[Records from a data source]
======

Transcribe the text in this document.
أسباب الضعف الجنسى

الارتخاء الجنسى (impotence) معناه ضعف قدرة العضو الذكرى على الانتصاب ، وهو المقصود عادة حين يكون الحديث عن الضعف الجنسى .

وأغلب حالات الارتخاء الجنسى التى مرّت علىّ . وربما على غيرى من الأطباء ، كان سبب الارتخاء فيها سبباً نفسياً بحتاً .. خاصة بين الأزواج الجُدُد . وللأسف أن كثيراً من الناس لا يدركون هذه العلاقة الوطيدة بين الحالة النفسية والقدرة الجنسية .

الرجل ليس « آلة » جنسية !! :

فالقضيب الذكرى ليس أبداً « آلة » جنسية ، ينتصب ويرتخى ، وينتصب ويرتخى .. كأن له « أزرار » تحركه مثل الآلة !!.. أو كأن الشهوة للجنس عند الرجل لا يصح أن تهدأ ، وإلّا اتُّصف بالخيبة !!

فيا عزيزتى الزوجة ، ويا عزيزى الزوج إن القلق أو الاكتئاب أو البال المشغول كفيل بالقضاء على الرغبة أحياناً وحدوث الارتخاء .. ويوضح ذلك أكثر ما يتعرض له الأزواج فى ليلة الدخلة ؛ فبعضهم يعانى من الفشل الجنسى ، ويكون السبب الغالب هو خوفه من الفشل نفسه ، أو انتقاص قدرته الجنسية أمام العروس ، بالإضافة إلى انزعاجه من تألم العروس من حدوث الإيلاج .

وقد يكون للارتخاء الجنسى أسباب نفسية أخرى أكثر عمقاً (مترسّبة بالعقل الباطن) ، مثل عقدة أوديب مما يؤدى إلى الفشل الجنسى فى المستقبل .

======

= EXERCISE =
Extract all of the data exactly as written.

= WRITTEN SOLUTION =
Transcribe the text in this document.
أسباب الضعف الجنسى

الارتخاء الجنسى (impotence) معناه ضعف قدرة العضو الذكرى على الانتصاب ، وهو المقصود عادة حين يكون الحديث عن الضعف الجنسى .

وأغلب حالات الارتخاء الجنسى التى مرّت علىّ . وربما على غيرى من الأطباء ، كان سبب الارتخاء فيها سبباً نفسياً بحتاً .. خاصة بين الأزواج الجُدُد . وللأسف أن كثيراً من الناس لا يدركون هذه العلاقة الوطيدة بين الحالة النفسية والقدرة الجنسية .

الرجل ليس « آلة » جنسية !! :

فالقضيب الذكرى ليس أبداً « آلة » جنسية ، ينتصب ويرتخى ، وينتصب ويرتخى .. كأن له « أزرار » تحركه مثل الآلة !!.. أو كأن الشهوة للجنس عند الرجل لا يصح أن تهدأ ، وإلّا اتُّصف بالخيبة !!

فيا عزيزتى الزوجة ، ويا عزيزى الزوج إن القلق أو الاكتئاب أو البال المشغول كفيل بالقضاء على الرغبة أحياناً وحدوث الارتخاء .. ويوضح ذلك أكثر ما يتعرض له الأزواج فى ليلة الدخلة ؛ فبعضهم يعانى من الفشل الجنسى ، ويكون السبب الغالب هو خوفه من الفشل نفسه ، أو انتقاص قدرته الجنسية أمام العروس ، بالإضافة إلى انزعاجه من تألم العروس من حدوث الإيلاج .

وقد يكون للارتخاء الجنسى أسباب نفسية أخرى أكثر عمقاً (مترسّبة بالعقل الباطن) ، مثل عقدة أوديب مما يؤدى إلى الفشل الجنسى فى المستقبل .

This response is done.